__Instruction__:
Look below. Copy each line that has "expense" in it.

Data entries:
.....
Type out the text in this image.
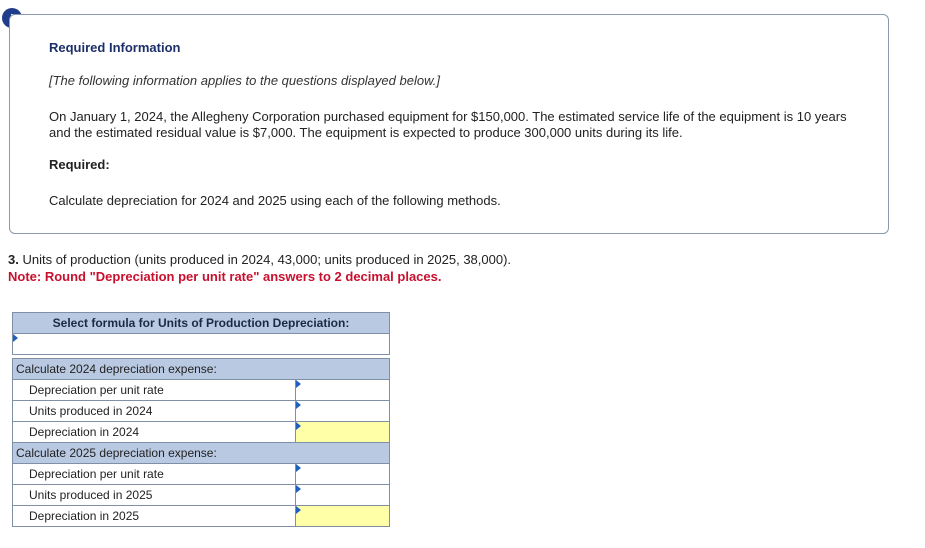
Required Information
[The following information applies to the questions displayed below.]
On January 1, 2024, the Allegheny Corporation purchased equipment for $150,000. The estimated service life of the equipment is 10 years and the estimated residual value is $7,000. The equipment is expected to produce 300,000 units during its life.
Required:
Calculate depreciation for 2024 and 2025 using each of the following methods.
3. Units of production (units produced in 2024, 43,000; units produced in 2025, 38,000).
Note: Round "Depreciation per unit rate" answers to 2 decimal places.
Select formula for Units of Production Depreciation:	

Calculate 2024 depreciation expense:	
Depreciation per unit rate	

Units produced in 2024	

Depreciation in 2024	

Calculate 2025 depreciation expense:	
Depreciation per unit rate	

Units produced in 2025	

Depreciation in 2025	
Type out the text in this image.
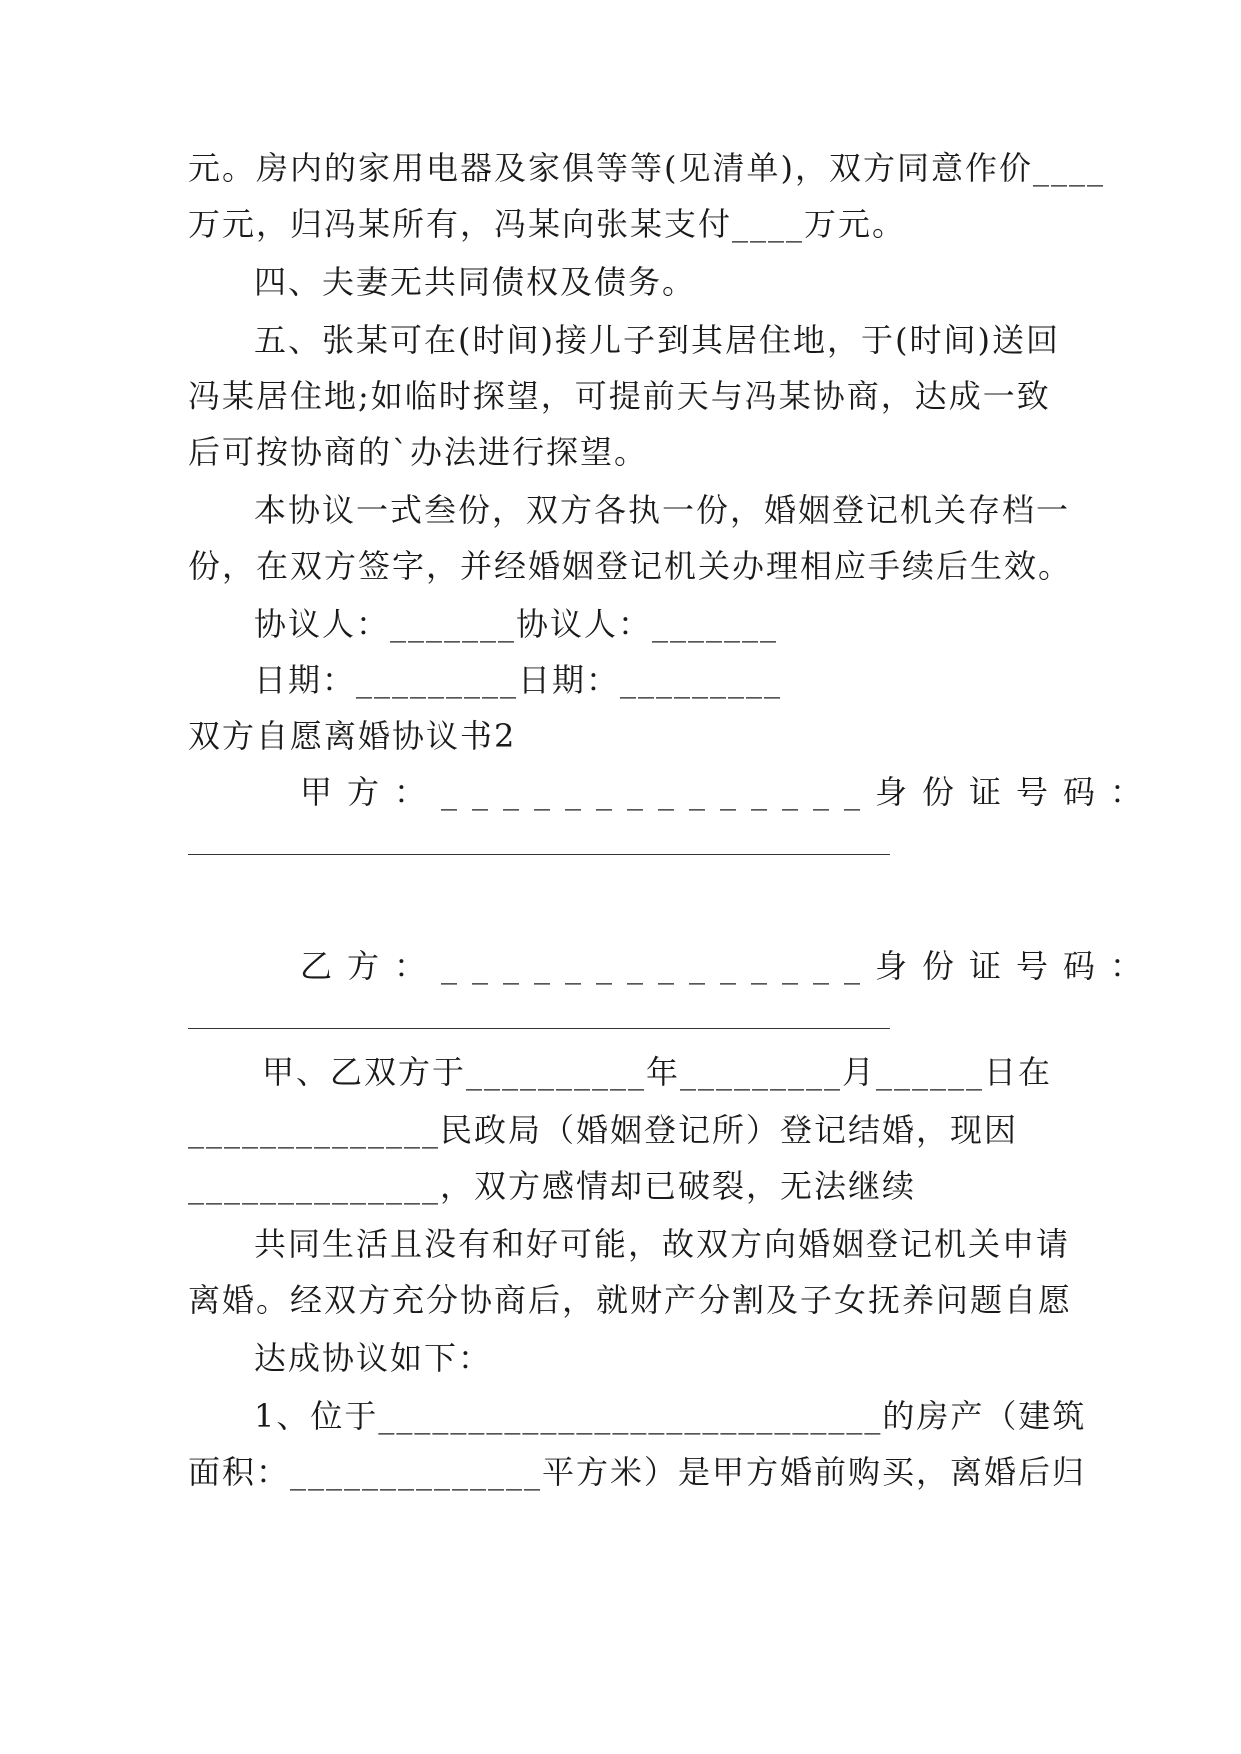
元。房内的家用电器及家俱等等(见清单)，双方同意作价____
万元，归冯某所有，冯某向张某支付____万元。
四、夫妻无共同债权及债务。
五、张某可在(时间)接儿子到其居住地，于(时间)送回
冯某居住地;如临时探望，可提前天与冯某协商，达成一致
后可按协商的`办法进行探望。
本协议一式叁份，双方各执一份，婚姻登记机关存档一
份，在双方签字，并经婚姻登记机关办理相应手续后生效。
协议人：_______协议人：_______
日期：_________日期：_________
双方自愿离婚协议书2
甲方：______________身份证号码：
乙方：______________身份证号码：
甲、乙双方于__________年_________月______日在
______________民政局（婚姻登记所）登记结婚，现因
______________，双方感情却已破裂，无法继续
共同生活且没有和好可能，故双方向婚姻登记机关申请
离婚。经双方充分协商后，就财产分割及子女抚养问题自愿
达成协议如下：
1、位于____________________________的房产（建筑
面积：______________平方米）是甲方婚前购买，离婚后归
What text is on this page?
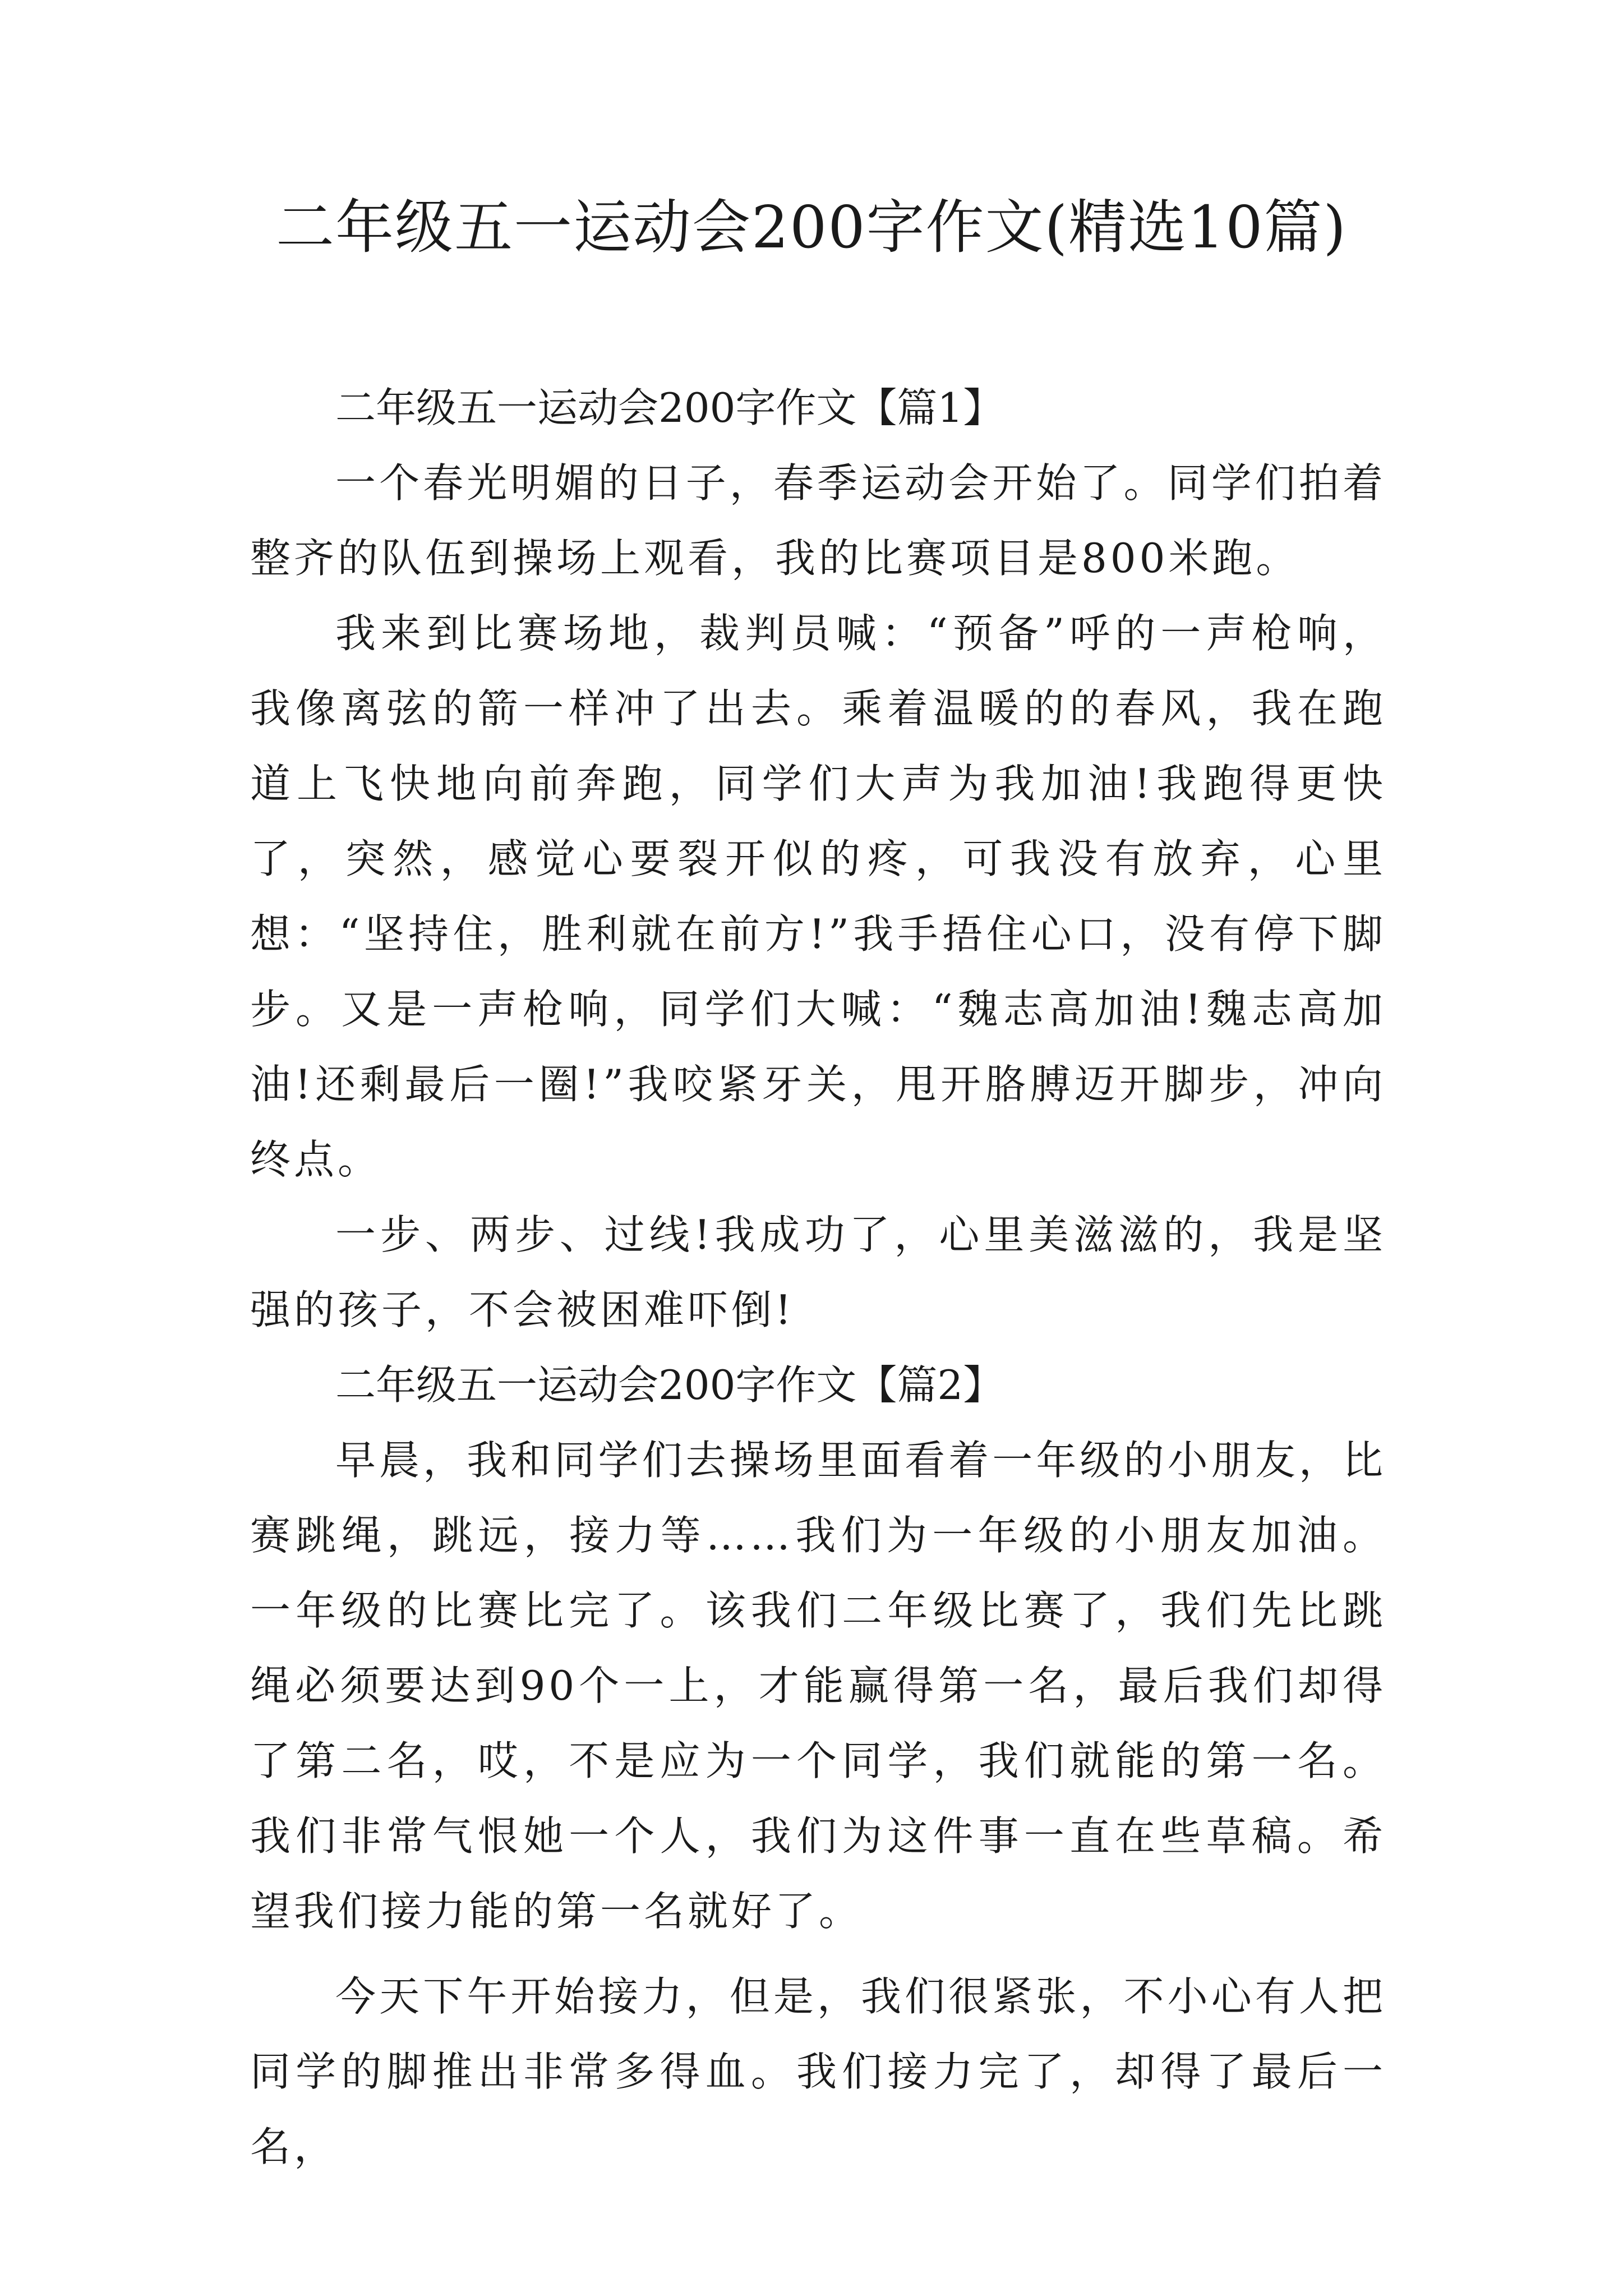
二年级五一运动会200字作文(精选10篇)

二年级五一运动会200字作文【篇1】

一个春光明媚的日子，春季运动会开始了。同学们拍着整齐的队伍到操场上观看，我的比赛项目是800米跑。

我来到比赛场地，裁判员喊：“预备”呼的一声枪响，我像离弦的箭一样冲了出去。乘着温暖的的春风，我在跑道上飞快地向前奔跑，同学们大声为我加油!我跑得更快了，突然，感觉心要裂开似的疼，可我没有放弃，心里想：“坚持住，胜利就在前方!”我手捂住心口，没有停下脚步。又是一声枪响，同学们大喊：“魏志高加油!魏志高加油!还剩最后一圈!”我咬紧牙关，甩开胳膊迈开脚步，冲向终点。

一步、两步、过线!我成功了，心里美滋滋的，我是坚强的孩子，不会被困难吓倒!

二年级五一运动会200字作文【篇2】

早晨，我和同学们去操场里面看着一年级的小朋友，比赛跳绳，跳远，接力等……我们为一年级的小朋友加油。一年级的比赛比完了。该我们二年级比赛了，我们先比跳绳必须要达到90个一上，才能赢得第一名，最后我们却得了第二名，哎，不是应为一个同学，我们就能的第一名。我们非常气恨她一个人，我们为这件事一直在些草稿。希望我们接力能的第一名就好了。

今天下午开始接力，但是，我们很紧张，不小心有人把同学的脚推出非常多得血。我们接力完了，却得了最后一名，
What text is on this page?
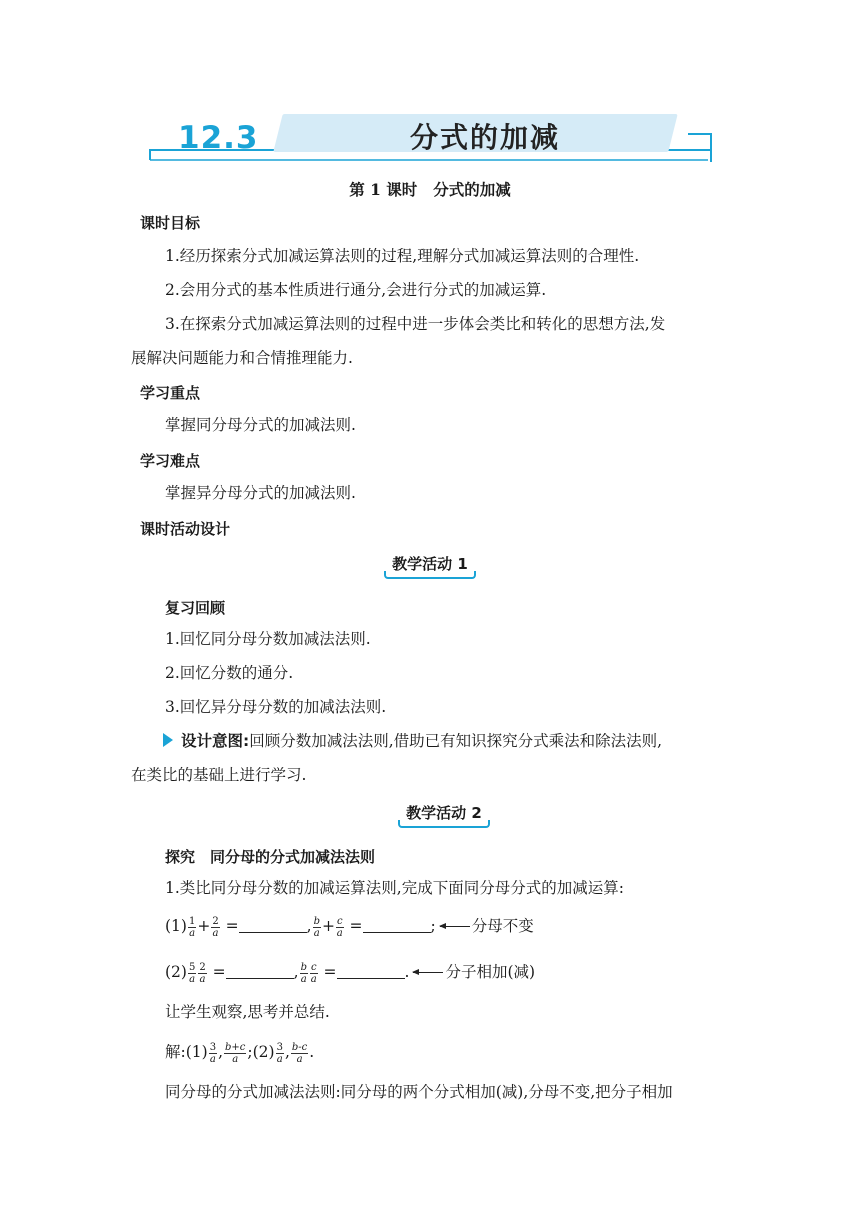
12.3	分式的加减
第 1 课时 分式的加减
课时目标
1.经历探索分式加减运算法则的过程,理解分式加减运算法则的合理性.
2.会用分式的基本性质进行通分,会进行分式的加减运算.
3.在探索分式加减运算法则的过程中进一步体会类比和转化的思想方法,发
展解决问题能力和合情推理能力.
学习重点
掌握同分母分式的加减法则.
学习难点
掌握异分母分式的加减法则.
课时活动设计
教学活动 1
复习回顾
1.回忆同分母分数加减法法则.
2.回忆分数的通分.
3.回忆异分母分数的加减法法则.
设计意图:回顾分数加减法法则,借助已有知识探究分式乘法和除法法则,
在类比的基础上进行学习.
教学活动 2
探究　同分母的分式加减法法则
1.类比同分母分数的加减运算法则,完成下面同分母分式的加减运算:
$(1) \frac{1}{a} + \frac{2}{a}$ =	, $\frac{b}{a} + \frac{c}{a}$ =	; 分母不变
$(2) \frac{5}{a} \frac{2}{a}$ =	, $\frac{b}{a} \frac{c}{a}$ =	. 分子相加(减)
让学生观察,思考并总结.
解:(1) $\frac{3}{a}$ , $\frac{b+c}{a}$ ;(2) $\frac{3}{a}$ , $\frac{b-c}{a}$ .
同分母的分式加减法法则:同分母的两个分式相加(减),分母不变,把分子相加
.....
__Result of this exercise__:
Calculate 2024 depreciation expense:	
Calculate 2025 depreciation expense:	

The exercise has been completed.